# Task statement:
Looking at the listing beneath, work out how many lines hold "estimated" and report only that figure.

*****

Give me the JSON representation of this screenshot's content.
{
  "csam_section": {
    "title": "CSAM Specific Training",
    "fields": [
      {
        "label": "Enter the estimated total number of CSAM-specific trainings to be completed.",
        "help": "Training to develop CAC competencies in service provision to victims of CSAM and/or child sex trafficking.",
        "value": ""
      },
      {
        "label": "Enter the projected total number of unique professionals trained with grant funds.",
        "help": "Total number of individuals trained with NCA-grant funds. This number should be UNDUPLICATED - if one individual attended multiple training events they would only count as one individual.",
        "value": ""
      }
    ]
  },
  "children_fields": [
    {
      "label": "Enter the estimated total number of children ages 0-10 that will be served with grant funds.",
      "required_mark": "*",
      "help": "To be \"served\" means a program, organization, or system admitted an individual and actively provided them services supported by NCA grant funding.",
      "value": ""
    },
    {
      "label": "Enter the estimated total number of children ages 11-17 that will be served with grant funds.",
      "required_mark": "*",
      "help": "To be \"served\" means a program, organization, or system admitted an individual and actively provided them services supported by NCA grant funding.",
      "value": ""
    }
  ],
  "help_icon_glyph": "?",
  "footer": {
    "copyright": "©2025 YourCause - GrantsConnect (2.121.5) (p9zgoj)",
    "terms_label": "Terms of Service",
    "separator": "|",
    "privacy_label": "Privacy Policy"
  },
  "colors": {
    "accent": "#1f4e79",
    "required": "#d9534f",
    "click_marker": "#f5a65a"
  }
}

*****

# Solution to this problem:
3